--- Start RECORDS FOR THE TASK ---

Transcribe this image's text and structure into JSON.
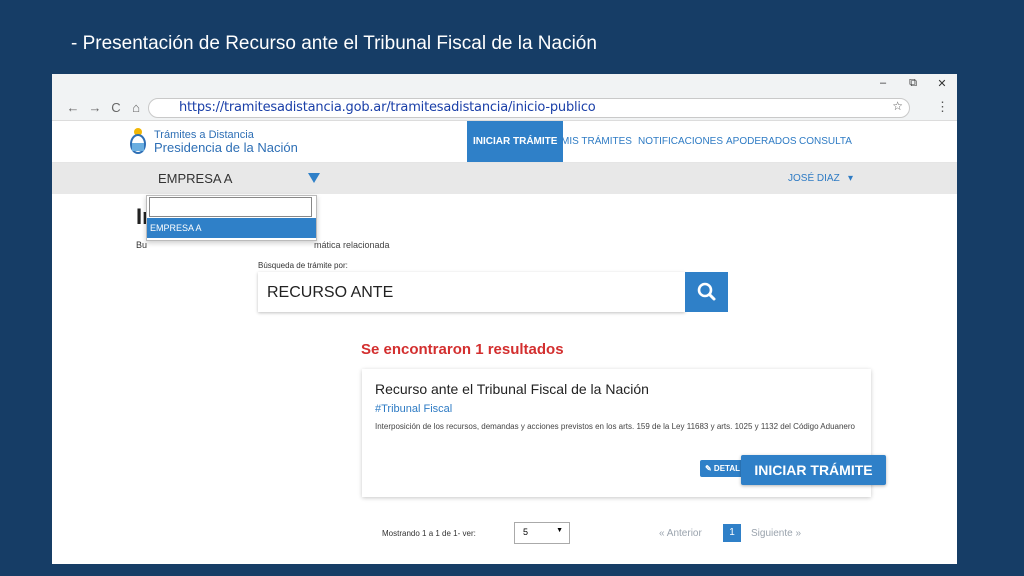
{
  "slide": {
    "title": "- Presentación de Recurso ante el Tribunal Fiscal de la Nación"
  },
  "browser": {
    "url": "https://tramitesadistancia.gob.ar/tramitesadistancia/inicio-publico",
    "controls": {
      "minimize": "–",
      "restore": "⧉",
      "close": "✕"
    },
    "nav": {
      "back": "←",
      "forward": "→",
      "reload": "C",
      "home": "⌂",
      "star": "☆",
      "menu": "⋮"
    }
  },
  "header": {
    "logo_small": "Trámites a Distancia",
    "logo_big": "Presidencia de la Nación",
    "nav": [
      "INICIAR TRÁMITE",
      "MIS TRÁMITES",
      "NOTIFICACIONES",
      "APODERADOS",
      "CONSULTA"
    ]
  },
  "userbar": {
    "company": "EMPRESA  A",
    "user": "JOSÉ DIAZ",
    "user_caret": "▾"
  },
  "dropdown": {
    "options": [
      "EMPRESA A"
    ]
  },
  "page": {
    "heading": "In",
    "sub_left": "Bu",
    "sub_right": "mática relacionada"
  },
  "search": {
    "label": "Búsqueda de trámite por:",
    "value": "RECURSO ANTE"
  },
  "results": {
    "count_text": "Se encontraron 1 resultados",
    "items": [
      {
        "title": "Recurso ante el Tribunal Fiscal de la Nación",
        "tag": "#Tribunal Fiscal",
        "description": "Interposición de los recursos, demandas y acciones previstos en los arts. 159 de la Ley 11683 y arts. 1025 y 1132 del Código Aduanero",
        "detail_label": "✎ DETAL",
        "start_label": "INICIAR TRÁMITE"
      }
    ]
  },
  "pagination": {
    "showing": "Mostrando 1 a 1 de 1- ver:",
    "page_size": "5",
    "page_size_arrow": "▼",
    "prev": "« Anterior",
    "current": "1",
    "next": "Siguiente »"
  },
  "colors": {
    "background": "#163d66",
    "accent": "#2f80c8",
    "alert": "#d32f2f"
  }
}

--- End RECORDS FOR THE TASK ---
--- Start RECORDS FOR THE TASK ---

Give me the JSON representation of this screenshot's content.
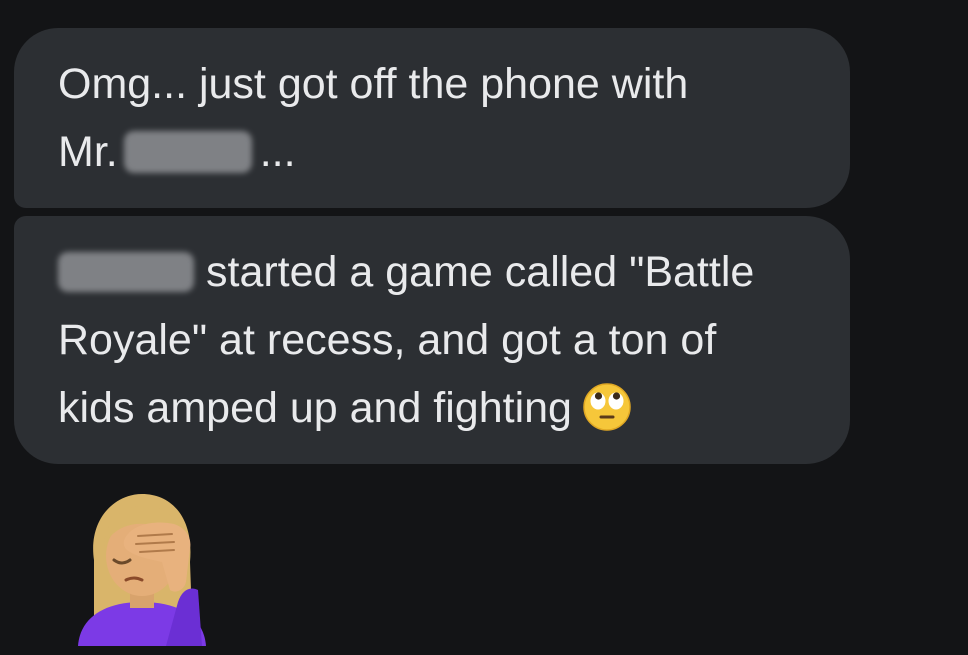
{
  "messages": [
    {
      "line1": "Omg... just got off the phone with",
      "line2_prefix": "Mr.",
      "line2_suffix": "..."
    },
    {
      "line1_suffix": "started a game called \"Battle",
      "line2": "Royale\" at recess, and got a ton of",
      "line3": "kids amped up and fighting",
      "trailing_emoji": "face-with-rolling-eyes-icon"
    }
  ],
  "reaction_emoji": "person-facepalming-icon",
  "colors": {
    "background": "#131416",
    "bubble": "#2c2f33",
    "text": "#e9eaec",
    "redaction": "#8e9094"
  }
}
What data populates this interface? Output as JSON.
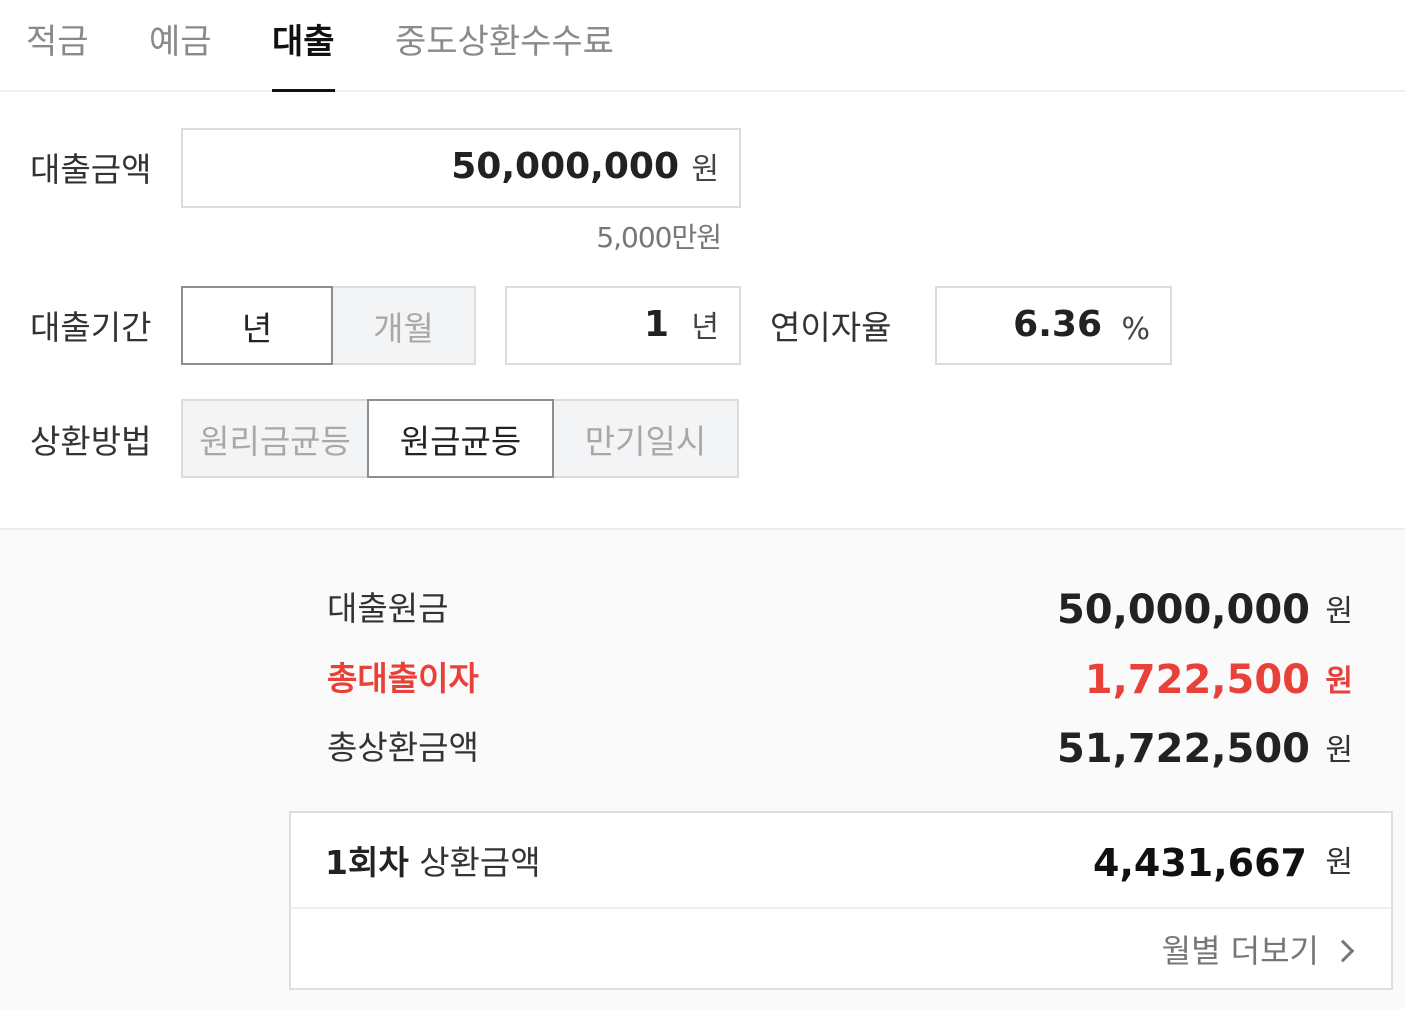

--- End RECORDS FOR THE TASK ---
--- Start RECORDS FOR THE TASK ---

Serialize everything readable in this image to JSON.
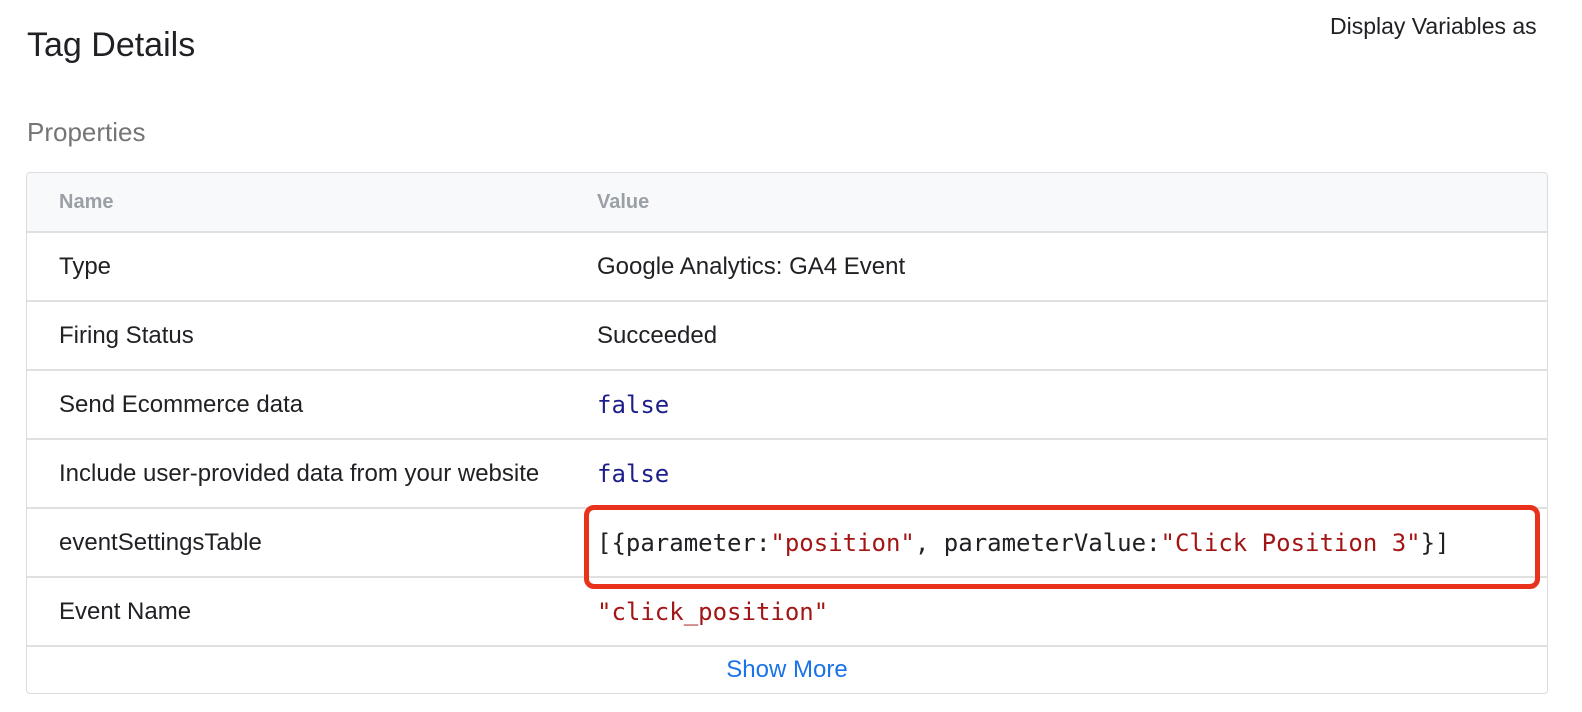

--- End RECORDS FOR THE TASK ---

▸ **WORK TO BE COMPLETED**:
Leaving the pictures out, write out exactly the lines from the line containing "Give me the" through the line containing "What data populates", both included.

▸ **THE SOLUTION**:
Give me the JSON representation of this screenshot's content.
{
  "messages": [
    {
      "line1": "Omg... just got off the phone with",
      "line2_prefix": "Mr.",
      "line2_suffix": "..."
    },
    {
      "line1_suffix": "started a game called \"Battle",
      "line2": "Royale\" at recess, and got a ton of",
      "line3": "kids amped up and fighting",
      "trailing_emoji": "face-with-rolling-eyes-icon"
    }
  ],
  "reaction_emoji": "person-facepalming-icon",
  "colors": {
    "background": "#131416",
    "bubble": "#2c2f33",
    "text": "#e9eaec",
    "redaction": "#8e9094"
  }
}
What data populates this interface? Output as JSON.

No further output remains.